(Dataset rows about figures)
## begin

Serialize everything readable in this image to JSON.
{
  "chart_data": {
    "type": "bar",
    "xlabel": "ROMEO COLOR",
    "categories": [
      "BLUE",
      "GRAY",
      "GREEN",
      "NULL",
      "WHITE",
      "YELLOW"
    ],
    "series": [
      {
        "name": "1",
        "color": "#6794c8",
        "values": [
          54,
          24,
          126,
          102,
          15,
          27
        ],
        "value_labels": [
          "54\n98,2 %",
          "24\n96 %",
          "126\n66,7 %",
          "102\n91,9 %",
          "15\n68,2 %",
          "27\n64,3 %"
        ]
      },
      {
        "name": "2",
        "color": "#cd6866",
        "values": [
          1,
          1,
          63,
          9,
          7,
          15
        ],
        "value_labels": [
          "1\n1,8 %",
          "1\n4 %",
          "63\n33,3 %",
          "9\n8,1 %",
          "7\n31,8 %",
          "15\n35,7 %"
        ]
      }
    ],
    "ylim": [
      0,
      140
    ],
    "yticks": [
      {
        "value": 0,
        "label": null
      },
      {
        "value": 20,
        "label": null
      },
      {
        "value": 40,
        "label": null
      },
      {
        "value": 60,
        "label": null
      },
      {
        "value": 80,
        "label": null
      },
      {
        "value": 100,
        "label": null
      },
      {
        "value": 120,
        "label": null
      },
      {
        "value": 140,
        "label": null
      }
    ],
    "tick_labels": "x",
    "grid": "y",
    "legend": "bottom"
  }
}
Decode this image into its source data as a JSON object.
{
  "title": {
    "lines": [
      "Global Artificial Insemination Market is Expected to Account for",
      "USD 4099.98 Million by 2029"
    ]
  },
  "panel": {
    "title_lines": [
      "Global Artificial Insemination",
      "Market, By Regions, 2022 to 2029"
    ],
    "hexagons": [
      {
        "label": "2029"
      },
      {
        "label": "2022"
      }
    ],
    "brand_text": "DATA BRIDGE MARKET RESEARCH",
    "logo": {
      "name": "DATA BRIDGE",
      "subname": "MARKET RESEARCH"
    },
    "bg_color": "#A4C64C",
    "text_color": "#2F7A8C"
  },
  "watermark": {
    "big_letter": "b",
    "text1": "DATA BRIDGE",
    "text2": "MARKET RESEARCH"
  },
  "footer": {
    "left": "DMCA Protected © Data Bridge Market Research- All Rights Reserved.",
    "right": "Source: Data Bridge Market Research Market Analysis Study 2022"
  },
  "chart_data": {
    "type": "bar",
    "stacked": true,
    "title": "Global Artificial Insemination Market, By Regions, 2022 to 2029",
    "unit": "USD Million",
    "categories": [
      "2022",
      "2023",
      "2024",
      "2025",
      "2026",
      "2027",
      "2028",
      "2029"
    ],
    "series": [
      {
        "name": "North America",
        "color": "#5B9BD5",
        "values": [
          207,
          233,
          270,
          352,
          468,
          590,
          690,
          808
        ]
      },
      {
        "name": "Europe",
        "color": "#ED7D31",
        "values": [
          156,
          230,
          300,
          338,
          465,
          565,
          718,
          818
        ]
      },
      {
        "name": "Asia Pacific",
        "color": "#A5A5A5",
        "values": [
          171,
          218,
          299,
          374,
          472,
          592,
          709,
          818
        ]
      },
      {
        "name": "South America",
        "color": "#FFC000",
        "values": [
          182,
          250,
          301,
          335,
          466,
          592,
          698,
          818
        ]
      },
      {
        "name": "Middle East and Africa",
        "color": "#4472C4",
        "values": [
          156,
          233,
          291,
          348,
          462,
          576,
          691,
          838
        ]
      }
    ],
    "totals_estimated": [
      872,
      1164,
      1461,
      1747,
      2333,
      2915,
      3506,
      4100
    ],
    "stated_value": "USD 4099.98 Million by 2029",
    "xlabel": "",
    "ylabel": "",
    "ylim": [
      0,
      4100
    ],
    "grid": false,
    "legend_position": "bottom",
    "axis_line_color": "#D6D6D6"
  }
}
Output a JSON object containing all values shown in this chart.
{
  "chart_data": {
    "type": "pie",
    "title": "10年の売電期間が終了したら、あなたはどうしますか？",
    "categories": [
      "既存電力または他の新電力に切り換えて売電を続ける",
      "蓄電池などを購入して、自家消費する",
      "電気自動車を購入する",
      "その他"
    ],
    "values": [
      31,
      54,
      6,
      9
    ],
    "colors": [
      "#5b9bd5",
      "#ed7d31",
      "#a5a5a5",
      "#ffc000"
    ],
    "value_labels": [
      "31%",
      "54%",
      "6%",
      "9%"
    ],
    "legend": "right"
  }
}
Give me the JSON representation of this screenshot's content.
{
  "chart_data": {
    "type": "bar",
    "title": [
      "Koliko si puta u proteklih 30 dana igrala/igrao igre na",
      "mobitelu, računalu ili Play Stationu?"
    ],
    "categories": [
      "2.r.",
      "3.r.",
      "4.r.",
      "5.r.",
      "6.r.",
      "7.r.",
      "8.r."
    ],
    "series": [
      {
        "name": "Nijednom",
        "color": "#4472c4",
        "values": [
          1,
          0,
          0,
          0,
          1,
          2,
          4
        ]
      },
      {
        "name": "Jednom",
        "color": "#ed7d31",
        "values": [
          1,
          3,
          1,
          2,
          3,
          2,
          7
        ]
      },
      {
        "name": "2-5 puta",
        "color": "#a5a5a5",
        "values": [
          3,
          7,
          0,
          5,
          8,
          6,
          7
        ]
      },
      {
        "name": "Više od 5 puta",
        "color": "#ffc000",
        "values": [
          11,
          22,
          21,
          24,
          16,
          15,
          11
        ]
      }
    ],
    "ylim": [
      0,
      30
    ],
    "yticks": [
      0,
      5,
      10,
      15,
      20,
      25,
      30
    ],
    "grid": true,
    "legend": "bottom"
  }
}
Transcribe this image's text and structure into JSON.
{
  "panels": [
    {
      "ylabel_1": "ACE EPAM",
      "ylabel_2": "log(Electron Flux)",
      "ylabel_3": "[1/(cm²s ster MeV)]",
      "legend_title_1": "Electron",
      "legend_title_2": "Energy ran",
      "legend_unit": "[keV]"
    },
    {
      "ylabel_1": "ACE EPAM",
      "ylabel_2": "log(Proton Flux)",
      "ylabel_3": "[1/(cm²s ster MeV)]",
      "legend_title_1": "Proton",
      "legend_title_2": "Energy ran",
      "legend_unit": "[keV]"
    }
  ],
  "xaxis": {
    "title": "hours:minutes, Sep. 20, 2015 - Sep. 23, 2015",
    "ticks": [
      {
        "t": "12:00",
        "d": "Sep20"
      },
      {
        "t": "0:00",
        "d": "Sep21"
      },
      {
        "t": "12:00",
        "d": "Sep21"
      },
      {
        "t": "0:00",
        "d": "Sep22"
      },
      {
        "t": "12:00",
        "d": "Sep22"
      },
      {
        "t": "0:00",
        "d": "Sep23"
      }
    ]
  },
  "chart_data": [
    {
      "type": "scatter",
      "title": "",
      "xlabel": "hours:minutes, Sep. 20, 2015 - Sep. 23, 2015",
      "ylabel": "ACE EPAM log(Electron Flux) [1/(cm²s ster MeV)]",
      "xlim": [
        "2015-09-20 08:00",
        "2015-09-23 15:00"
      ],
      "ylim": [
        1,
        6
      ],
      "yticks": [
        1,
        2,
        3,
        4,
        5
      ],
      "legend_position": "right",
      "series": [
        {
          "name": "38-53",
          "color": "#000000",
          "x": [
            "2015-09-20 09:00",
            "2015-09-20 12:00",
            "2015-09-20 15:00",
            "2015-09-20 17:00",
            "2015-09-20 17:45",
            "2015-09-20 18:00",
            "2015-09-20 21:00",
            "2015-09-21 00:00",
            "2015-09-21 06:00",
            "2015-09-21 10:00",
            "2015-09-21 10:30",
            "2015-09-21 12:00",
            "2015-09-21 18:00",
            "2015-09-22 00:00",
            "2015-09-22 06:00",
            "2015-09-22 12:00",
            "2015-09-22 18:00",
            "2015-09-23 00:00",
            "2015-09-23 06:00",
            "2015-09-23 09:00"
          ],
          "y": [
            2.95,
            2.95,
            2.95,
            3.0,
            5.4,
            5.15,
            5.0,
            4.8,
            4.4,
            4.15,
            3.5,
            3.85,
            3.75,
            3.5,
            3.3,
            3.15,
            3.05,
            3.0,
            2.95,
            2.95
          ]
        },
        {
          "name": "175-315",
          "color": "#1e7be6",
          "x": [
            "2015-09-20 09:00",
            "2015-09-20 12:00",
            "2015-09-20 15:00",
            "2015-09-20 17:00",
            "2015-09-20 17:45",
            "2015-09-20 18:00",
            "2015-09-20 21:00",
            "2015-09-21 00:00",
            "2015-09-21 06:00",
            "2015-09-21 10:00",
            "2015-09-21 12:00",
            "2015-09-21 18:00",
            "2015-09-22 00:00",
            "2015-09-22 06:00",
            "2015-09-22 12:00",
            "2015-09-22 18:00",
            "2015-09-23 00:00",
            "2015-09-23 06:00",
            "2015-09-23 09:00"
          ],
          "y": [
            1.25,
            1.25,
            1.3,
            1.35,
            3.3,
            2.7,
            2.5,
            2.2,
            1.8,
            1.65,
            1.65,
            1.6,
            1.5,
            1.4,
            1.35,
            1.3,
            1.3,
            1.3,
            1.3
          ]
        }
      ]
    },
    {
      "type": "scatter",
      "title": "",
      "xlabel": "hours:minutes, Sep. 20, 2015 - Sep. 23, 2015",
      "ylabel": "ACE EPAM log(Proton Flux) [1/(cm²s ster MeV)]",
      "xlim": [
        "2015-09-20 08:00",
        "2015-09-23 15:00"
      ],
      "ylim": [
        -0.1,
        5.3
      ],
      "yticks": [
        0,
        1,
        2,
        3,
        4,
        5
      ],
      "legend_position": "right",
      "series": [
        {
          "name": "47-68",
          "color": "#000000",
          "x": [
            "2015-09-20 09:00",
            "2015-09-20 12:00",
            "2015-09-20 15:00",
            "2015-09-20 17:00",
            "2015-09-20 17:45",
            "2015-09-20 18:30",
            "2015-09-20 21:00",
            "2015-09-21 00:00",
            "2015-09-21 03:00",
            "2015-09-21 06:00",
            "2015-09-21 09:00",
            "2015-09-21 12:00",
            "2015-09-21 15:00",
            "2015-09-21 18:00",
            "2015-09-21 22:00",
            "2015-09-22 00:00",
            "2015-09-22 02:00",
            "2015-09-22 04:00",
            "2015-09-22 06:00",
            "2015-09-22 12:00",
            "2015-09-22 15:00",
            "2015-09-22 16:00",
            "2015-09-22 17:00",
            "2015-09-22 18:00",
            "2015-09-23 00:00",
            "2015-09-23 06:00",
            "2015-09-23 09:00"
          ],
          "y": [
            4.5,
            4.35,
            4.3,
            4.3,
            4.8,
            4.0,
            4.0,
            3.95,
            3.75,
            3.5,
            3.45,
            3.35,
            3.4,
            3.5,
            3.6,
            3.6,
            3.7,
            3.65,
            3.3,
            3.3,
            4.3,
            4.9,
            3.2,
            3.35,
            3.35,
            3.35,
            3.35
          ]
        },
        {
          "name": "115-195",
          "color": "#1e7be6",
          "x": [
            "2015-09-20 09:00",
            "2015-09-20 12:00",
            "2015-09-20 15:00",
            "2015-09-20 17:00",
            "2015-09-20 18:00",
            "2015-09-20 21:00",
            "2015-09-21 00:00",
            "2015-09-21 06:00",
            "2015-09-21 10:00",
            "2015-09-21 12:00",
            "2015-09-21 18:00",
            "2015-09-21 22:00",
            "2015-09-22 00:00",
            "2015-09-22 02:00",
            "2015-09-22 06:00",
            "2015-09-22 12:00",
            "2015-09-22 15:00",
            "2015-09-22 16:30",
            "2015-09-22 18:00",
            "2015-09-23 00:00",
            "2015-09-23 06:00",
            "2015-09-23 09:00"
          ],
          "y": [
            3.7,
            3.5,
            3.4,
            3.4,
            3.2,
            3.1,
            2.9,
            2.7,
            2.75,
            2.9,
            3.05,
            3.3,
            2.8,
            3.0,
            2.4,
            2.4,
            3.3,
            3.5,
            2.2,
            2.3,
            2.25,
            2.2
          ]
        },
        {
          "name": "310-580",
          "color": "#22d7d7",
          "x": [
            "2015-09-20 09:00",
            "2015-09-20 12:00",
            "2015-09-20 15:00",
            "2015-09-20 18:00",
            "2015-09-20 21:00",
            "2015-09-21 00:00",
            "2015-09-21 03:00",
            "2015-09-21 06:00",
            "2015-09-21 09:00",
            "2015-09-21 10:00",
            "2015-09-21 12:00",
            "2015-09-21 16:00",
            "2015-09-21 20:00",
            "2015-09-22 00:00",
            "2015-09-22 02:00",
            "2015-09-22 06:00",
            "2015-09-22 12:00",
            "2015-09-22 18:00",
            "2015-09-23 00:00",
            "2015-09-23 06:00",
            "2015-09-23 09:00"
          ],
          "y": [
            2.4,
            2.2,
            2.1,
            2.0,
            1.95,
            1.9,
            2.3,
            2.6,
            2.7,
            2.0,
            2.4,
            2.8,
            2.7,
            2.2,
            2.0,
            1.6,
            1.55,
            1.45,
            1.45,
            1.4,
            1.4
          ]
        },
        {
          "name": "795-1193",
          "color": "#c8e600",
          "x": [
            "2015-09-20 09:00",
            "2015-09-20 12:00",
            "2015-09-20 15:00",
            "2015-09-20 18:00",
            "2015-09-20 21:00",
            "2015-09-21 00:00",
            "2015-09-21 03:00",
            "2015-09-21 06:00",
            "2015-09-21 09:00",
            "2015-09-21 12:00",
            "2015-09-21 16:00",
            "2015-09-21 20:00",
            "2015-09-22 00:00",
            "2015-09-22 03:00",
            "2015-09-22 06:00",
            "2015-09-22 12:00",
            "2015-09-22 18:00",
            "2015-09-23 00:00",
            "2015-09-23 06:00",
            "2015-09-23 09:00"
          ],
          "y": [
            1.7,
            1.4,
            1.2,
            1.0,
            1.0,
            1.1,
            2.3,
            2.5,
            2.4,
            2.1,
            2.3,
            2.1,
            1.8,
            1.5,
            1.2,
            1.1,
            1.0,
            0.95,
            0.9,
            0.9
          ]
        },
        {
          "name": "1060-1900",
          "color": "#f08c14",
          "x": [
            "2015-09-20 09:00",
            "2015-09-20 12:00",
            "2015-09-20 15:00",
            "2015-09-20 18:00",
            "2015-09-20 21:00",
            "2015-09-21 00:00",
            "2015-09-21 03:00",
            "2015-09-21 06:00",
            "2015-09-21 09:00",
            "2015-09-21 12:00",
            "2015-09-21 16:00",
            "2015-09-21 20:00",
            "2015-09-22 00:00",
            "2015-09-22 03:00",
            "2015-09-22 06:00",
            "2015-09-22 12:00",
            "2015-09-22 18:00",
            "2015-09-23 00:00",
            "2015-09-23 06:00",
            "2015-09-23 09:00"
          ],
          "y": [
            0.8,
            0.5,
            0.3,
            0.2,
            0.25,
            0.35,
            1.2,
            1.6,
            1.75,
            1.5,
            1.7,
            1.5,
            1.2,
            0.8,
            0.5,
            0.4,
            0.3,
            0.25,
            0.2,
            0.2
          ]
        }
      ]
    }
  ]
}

## end

Short problem: Pull out all lines from the entries above that include the word "into".

Reply:
Decode this image into its source data as a JSON object.
Transcribe this image's text and structure into JSON.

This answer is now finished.